- **WHAT NEEDS TO BE DONE**:
The string "trajectories" may appear in lines of the listing. Report each line where it does.

Start of Block

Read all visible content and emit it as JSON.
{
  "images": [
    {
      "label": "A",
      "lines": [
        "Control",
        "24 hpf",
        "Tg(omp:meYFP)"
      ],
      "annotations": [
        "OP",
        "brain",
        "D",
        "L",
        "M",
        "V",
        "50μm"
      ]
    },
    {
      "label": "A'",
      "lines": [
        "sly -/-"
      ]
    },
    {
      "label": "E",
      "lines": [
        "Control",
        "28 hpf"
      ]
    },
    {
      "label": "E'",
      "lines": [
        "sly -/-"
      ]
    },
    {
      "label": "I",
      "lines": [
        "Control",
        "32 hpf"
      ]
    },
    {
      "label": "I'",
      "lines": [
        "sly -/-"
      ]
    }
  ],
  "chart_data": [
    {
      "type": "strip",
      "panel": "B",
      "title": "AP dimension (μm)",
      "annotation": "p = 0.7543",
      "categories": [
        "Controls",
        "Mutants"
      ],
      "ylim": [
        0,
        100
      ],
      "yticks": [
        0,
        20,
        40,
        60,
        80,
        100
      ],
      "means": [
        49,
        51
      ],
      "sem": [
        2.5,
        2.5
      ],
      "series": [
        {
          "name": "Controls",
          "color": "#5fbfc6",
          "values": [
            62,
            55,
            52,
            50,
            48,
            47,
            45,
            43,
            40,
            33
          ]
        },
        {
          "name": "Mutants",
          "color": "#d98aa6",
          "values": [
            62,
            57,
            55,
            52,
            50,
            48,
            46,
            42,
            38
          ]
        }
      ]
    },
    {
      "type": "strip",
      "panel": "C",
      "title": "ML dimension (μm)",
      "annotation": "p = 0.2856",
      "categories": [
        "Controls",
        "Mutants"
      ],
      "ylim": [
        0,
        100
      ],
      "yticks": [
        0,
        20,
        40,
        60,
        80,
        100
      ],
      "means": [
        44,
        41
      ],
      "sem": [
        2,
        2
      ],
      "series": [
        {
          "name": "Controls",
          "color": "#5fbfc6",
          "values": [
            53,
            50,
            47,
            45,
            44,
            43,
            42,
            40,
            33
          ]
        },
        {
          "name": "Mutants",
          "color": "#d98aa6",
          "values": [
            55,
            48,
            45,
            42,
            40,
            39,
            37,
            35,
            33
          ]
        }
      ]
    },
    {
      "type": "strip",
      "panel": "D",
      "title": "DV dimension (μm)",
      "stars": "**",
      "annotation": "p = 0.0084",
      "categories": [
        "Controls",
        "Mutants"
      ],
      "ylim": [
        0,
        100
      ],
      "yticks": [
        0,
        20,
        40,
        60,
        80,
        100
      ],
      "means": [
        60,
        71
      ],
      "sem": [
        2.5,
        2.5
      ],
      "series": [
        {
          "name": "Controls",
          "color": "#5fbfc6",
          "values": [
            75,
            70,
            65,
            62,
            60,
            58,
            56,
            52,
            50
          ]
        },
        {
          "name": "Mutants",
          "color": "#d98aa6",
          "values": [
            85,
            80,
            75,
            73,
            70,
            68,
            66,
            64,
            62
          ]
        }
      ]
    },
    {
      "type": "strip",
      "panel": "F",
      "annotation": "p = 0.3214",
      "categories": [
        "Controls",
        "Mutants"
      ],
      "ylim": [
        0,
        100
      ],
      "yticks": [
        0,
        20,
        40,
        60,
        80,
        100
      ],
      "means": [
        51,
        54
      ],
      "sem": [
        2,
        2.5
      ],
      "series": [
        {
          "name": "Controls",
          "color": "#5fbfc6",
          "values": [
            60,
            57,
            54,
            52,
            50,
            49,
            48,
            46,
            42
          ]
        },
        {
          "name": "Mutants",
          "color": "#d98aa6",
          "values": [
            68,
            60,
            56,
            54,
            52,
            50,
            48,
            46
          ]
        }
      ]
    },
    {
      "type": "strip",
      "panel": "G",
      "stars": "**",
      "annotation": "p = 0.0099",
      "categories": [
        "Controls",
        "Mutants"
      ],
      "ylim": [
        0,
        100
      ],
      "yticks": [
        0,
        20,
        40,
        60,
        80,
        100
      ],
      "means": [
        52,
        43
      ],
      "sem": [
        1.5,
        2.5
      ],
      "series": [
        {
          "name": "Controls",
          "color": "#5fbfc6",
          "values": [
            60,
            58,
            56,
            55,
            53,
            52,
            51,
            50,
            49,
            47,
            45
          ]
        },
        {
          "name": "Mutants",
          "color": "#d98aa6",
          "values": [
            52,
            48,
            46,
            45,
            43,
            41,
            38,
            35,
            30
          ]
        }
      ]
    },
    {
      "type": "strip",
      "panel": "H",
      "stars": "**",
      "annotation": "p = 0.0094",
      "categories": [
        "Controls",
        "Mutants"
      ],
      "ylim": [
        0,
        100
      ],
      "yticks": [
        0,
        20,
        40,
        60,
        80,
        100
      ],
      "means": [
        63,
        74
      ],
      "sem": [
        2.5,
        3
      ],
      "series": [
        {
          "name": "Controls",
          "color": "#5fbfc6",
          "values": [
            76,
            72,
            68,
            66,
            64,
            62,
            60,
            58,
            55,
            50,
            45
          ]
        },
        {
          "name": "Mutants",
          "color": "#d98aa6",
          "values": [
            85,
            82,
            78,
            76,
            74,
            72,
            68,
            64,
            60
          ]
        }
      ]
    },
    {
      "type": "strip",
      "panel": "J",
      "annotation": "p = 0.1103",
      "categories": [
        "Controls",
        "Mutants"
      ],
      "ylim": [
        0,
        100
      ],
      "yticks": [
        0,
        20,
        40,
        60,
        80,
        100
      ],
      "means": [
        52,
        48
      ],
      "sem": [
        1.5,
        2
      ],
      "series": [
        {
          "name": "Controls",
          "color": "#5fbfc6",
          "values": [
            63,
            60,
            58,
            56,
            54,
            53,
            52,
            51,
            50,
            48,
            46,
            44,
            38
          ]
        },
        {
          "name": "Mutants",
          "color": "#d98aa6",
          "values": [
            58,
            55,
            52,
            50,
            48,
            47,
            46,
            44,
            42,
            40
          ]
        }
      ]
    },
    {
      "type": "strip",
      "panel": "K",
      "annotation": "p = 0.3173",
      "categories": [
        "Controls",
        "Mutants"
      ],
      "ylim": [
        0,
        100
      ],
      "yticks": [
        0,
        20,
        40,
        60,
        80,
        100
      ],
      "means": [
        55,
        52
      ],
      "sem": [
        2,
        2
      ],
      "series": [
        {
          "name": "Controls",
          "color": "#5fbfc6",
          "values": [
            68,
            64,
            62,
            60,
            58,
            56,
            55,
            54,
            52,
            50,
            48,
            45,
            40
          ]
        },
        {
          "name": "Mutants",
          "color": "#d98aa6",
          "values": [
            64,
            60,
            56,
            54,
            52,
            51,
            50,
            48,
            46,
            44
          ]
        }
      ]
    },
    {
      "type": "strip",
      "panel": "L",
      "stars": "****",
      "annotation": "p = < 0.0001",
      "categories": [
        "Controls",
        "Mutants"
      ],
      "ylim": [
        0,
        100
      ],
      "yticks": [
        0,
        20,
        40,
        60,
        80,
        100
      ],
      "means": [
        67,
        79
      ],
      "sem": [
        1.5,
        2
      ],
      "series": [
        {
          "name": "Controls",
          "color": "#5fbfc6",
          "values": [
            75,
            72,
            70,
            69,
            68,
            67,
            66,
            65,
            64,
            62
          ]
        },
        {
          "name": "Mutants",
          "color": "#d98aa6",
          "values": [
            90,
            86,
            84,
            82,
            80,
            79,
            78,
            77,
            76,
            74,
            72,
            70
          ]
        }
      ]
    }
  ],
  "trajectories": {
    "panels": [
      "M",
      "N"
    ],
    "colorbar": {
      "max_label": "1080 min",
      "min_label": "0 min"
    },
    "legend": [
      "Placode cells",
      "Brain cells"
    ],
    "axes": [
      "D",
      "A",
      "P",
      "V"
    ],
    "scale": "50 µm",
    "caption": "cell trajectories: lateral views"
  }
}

End of Block

- **ANSWER SPACE**:
  "trajectories": {
    "caption": "cell trajectories: lateral views"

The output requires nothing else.